WHAT IS BEING ASKED: Work out how many lines in the entries below include the word "JSON". Give nothing but the number.

SUPPLIED RECORDS:
-----

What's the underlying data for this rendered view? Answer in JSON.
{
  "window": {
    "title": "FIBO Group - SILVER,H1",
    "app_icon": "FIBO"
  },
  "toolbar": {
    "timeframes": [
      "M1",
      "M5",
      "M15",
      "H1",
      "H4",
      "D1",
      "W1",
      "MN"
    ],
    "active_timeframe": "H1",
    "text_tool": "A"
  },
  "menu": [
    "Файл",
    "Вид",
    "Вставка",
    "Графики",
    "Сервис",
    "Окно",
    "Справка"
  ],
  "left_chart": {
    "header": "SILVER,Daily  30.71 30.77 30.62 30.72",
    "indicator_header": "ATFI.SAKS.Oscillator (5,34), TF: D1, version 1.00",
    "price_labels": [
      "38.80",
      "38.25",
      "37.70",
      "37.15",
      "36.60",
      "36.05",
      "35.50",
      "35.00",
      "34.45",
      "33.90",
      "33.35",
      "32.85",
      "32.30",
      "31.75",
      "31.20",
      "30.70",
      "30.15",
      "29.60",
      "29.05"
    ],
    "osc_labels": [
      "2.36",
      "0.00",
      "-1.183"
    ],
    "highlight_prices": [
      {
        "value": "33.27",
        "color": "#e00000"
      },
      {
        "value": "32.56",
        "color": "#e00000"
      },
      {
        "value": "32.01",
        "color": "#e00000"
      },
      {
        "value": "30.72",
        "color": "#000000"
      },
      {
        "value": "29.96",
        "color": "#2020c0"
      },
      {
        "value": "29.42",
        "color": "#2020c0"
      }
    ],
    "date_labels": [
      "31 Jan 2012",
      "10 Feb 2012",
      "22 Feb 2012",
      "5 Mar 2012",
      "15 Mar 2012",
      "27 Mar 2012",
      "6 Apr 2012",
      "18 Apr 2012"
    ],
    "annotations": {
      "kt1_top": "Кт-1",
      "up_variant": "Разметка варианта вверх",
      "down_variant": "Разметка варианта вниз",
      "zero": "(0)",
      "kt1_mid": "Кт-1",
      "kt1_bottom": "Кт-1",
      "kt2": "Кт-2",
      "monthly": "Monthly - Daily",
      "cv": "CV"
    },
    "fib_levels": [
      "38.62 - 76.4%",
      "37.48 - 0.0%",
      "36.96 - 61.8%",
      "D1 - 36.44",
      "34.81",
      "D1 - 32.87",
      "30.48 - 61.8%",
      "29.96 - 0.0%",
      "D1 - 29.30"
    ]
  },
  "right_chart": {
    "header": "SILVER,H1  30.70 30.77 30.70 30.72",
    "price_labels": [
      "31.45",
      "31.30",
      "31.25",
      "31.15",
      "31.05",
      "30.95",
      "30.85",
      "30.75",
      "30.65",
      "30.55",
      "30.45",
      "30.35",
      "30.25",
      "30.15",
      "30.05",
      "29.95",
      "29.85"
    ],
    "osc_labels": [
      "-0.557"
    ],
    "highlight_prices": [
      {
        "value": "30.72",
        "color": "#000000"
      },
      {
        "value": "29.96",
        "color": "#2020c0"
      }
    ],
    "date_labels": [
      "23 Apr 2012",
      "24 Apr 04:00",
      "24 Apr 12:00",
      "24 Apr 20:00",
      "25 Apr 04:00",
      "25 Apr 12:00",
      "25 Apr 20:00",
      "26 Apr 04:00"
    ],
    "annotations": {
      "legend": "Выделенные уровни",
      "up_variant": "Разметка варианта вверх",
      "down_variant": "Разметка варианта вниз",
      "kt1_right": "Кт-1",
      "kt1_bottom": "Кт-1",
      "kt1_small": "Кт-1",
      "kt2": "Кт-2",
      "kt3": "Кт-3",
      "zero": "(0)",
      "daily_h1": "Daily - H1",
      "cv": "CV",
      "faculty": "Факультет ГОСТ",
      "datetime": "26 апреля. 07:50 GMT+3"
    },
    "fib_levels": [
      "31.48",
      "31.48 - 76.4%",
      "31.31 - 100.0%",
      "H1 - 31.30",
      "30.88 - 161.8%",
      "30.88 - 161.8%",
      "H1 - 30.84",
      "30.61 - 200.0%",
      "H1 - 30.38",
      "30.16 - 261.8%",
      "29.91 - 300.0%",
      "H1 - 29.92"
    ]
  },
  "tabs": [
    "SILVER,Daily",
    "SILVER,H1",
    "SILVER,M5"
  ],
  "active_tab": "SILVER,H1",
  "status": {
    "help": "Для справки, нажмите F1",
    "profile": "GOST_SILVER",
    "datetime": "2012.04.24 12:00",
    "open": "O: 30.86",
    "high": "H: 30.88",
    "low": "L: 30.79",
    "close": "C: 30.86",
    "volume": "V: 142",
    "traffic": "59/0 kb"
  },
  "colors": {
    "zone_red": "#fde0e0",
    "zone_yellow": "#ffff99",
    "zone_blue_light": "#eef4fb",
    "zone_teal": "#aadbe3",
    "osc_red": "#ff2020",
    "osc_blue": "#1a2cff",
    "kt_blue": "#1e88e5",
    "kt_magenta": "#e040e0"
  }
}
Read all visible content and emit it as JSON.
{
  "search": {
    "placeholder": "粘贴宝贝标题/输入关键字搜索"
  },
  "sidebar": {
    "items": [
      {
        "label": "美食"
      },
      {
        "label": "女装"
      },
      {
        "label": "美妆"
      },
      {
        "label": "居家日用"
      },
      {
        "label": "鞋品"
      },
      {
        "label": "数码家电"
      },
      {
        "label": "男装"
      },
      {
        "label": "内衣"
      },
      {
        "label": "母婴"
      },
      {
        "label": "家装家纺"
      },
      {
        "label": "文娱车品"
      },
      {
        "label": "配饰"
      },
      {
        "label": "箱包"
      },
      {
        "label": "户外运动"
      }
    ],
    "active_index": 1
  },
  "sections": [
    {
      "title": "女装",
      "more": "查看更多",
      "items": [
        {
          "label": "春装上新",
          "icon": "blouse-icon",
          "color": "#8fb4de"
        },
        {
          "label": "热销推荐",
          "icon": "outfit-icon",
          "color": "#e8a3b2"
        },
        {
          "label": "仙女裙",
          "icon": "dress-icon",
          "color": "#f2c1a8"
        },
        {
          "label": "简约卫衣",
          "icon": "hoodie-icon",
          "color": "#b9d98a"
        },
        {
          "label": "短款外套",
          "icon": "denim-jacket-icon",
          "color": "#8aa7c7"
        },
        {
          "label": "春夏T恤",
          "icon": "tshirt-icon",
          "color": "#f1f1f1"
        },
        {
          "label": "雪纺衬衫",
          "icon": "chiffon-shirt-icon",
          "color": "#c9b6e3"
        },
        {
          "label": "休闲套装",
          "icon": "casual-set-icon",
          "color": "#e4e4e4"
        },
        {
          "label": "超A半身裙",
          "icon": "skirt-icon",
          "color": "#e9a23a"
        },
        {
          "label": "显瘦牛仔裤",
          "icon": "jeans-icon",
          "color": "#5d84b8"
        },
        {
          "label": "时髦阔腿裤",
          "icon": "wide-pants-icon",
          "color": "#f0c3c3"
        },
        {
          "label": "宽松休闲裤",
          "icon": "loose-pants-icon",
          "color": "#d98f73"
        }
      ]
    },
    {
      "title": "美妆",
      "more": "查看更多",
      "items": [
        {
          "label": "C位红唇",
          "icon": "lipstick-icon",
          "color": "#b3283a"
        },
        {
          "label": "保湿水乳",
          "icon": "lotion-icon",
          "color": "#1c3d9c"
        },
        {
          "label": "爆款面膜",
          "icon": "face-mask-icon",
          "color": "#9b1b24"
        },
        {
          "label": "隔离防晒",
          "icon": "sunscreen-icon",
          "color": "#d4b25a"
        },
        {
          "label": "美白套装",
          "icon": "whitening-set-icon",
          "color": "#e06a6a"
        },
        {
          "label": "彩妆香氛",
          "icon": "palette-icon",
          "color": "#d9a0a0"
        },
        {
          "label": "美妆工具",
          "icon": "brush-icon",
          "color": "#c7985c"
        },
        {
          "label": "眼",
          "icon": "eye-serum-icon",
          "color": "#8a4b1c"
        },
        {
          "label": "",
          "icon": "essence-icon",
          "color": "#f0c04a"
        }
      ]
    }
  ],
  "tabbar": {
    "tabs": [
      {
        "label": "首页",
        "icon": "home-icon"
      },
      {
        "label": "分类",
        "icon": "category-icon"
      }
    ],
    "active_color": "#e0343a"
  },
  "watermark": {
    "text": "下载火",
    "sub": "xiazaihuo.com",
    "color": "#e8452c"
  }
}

-----

SOLUTION BELOW: 2